### Given task
Pictures do not belong in the copy, so please give every entry below again exactly.

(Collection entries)
---

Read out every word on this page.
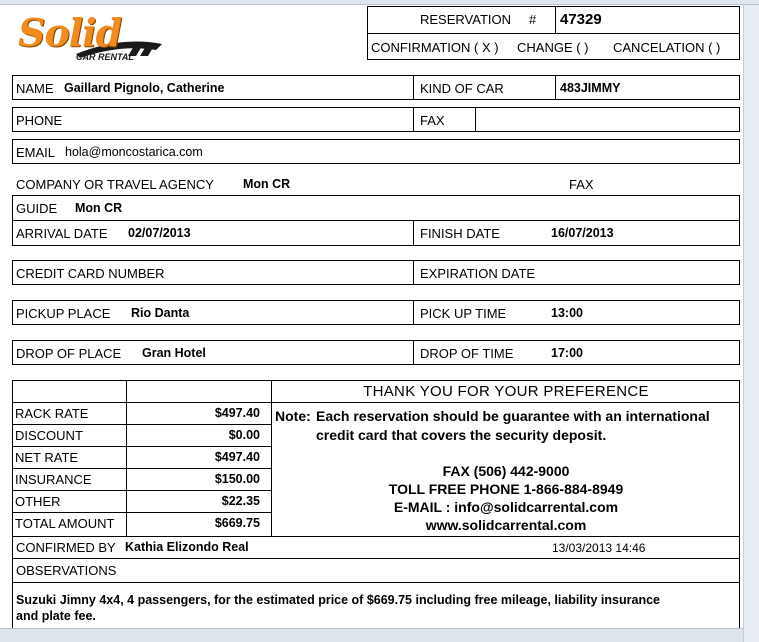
Solid
CAR RENTAL
RESERVATION # 47329
CONFIRMATION ( X ) CHANGE ( ) CANCELATION ( )
NAME Gaillard Pignolo, Catherine	KIND OF CAR	483JIMMY
PHONE	FAX
EMAIL hola@moncostarica.com
COMPANY OR TRAVEL AGENCY Mon CR	FAX
GUIDE Mon CR
ARRIVAL DATE 02/07/2013	FINISH DATE	16/07/2013
CREDIT CARD NUMBER	EXPIRATION DATE
PICKUP PLACE Rio Danta	PICK UP TIME	13:00
DROP OF PLACE Gran Hotel	DROP OF TIME	17:00
RACK RATE	$497.40
DISCOUNT	$0.00
NET RATE	$497.40
INSURANCE	$150.00
OTHER	$22.35
TOTAL AMOUNT	$669.75
THANK YOU FOR YOUR PREFERENCE
Note: Each reservation should be guarantee with an international
credit card that covers the security deposit.
FAX (506) 442-9000
TOLL FREE PHONE 1-866-884-8949
E-MAIL : info@solidcarrental.com
www.solidcarrental.com
CONFIRMED BY Kathia Elizondo Real	13/03/2013 14:46
OBSERVATIONS
Suzuki Jimny 4x4, 4 passengers, for the estimated price of $669.75 including free mileage, liability insurance
and plate fee.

---

### Task response
Read out every word on this page.
Solid
CAR RENTAL
RESERVATION # 47329
CONFIRMATION ( X ) CHANGE ( ) CANCELATION ( )
NAME Gaillard Pignolo, Catherine	KIND OF CAR	483JIMMY
PHONE	FAX
EMAIL hola@moncostarica.com
COMPANY OR TRAVEL AGENCY Mon CR	FAX
GUIDE Mon CR
ARRIVAL DATE 02/07/2013	FINISH DATE	16/07/2013
CREDIT CARD NUMBER	EXPIRATION DATE
PICKUP PLACE Rio Danta	PICK UP TIME	13:00
DROP OF PLACE Gran Hotel	DROP OF TIME	17:00
RACK RATE	$497.40
DISCOUNT	$0.00
NET RATE	$497.40
INSURANCE	$150.00
OTHER	$22.35
TOTAL AMOUNT	$669.75
THANK YOU FOR YOUR PREFERENCE
Note: Each reservation should be guarantee with an international
credit card that covers the security deposit.
FAX (506) 442-9000
TOLL FREE PHONE 1-866-884-8949
E-MAIL : info@solidcarrental.com
www.solidcarrental.com
CONFIRMED BY Kathia Elizondo Real	13/03/2013 14:46
OBSERVATIONS
Suzuki Jimny 4x4, 4 passengers, for the estimated price of $669.75 including free mileage, liability insurance
and plate fee.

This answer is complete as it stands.